● **To do**
The data below should be printed in full, exactly, and without any of its images.

● **Data provided**
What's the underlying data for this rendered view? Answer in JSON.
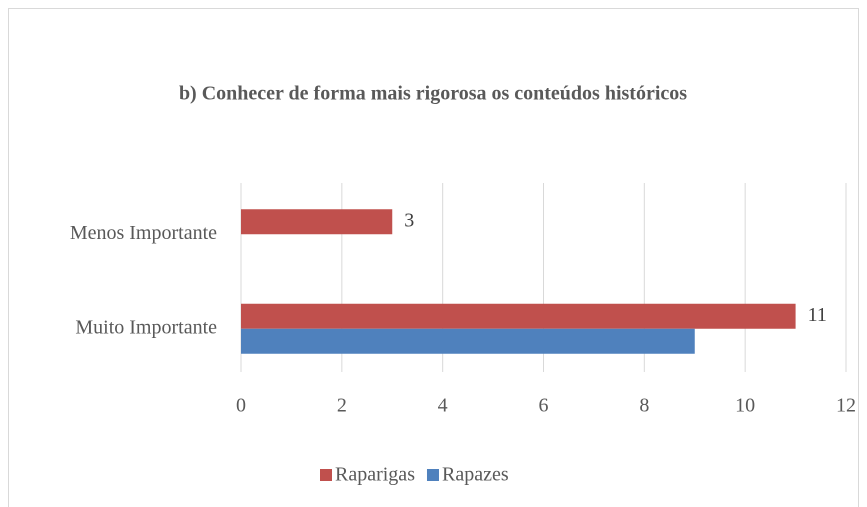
{
  "chart_data": {
    "type": "hbar",
    "title": "b) Conhecer de forma mais rigorosa os conteúdos históricos",
    "categories": [
      "Menos Importante",
      "Muito Importante"
    ],
    "series": [
      {
        "name": "Raparigas",
        "color": "#c0504d",
        "values": [
          3,
          11
        ],
        "data_labels": true
      },
      {
        "name": "Rapazes",
        "color": "#4f81bd",
        "values": [
          null,
          9
        ],
        "data_labels": false
      }
    ],
    "xlim": [
      0,
      12
    ],
    "xticks": [
      0,
      2,
      4,
      6,
      8,
      10,
      12
    ],
    "grid": true,
    "legend": "bottom"
  }
}
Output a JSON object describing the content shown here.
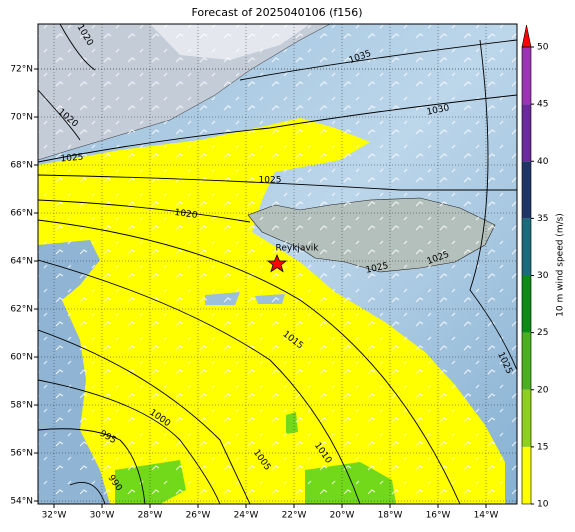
{
  "title": "Forecast of 2025040106 (f156)",
  "map": {
    "lon_ticks": [
      "32°W",
      "30°W",
      "28°W",
      "26°W",
      "24°W",
      "22°W",
      "20°W",
      "18°W",
      "16°W",
      "14°W"
    ],
    "lat_ticks": [
      "72°N",
      "70°N",
      "68°N",
      "66°N",
      "64°N",
      "62°N",
      "60°N",
      "58°N",
      "56°N",
      "54°N"
    ],
    "city": "Reykjavik",
    "contour_labels": [
      "1020",
      "1020",
      "1025",
      "1035",
      "1030",
      "1025",
      "1020",
      "1025",
      "1025",
      "1015",
      "1000",
      "995",
      "990",
      "1005",
      "1010",
      "1025"
    ]
  },
  "colorbar": {
    "label": "10 m wind speed (m/s)",
    "lim": [
      10,
      50
    ],
    "ticks": [
      10,
      15,
      20,
      25,
      30,
      35,
      40,
      45,
      50
    ],
    "colors": [
      "#ffff00",
      "#8fd01c",
      "#4caf1e",
      "#0c8c16",
      "#1c6b7c",
      "#1f3566",
      "#6b2a9a",
      "#9b34b2"
    ],
    "extend_color": "#ff0000"
  }
}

● **Task answer**
What's the underlying data for this rendered view? Answer in JSON.
{
  "chart_data": {
    "type": "hbar",
    "title": "b) Conhecer de forma mais rigorosa os conteúdos históricos",
    "categories": [
      "Menos Importante",
      "Muito Importante"
    ],
    "series": [
      {
        "name": "Raparigas",
        "color": "#c0504d",
        "values": [
          3,
          11
        ],
        "data_labels": true
      },
      {
        "name": "Rapazes",
        "color": "#4f81bd",
        "values": [
          null,
          9
        ],
        "data_labels": false
      }
    ],
    "xlim": [
      0,
      12
    ],
    "xticks": [
      0,
      2,
      4,
      6,
      8,
      10,
      12
    ],
    "grid": true,
    "legend": "bottom"
  }
}
Output a JSON object describing the content shown here.
{
  "title": "Forecast of 2025040106 (f156)",
  "map": {
    "lon_ticks": [
      "32°W",
      "30°W",
      "28°W",
      "26°W",
      "24°W",
      "22°W",
      "20°W",
      "18°W",
      "16°W",
      "14°W"
    ],
    "lat_ticks": [
      "72°N",
      "70°N",
      "68°N",
      "66°N",
      "64°N",
      "62°N",
      "60°N",
      "58°N",
      "56°N",
      "54°N"
    ],
    "city": "Reykjavik",
    "contour_labels": [
      "1020",
      "1020",
      "1025",
      "1035",
      "1030",
      "1025",
      "1020",
      "1025",
      "1025",
      "1015",
      "1000",
      "995",
      "990",
      "1005",
      "1010",
      "1025"
    ]
  },
  "colorbar": {
    "label": "10 m wind speed (m/s)",
    "lim": [
      10,
      50
    ],
    "ticks": [
      10,
      15,
      20,
      25,
      30,
      35,
      40,
      45,
      50
    ],
    "colors": [
      "#ffff00",
      "#8fd01c",
      "#4caf1e",
      "#0c8c16",
      "#1c6b7c",
      "#1f3566",
      "#6b2a9a",
      "#9b34b2"
    ],
    "extend_color": "#ff0000"
  }
}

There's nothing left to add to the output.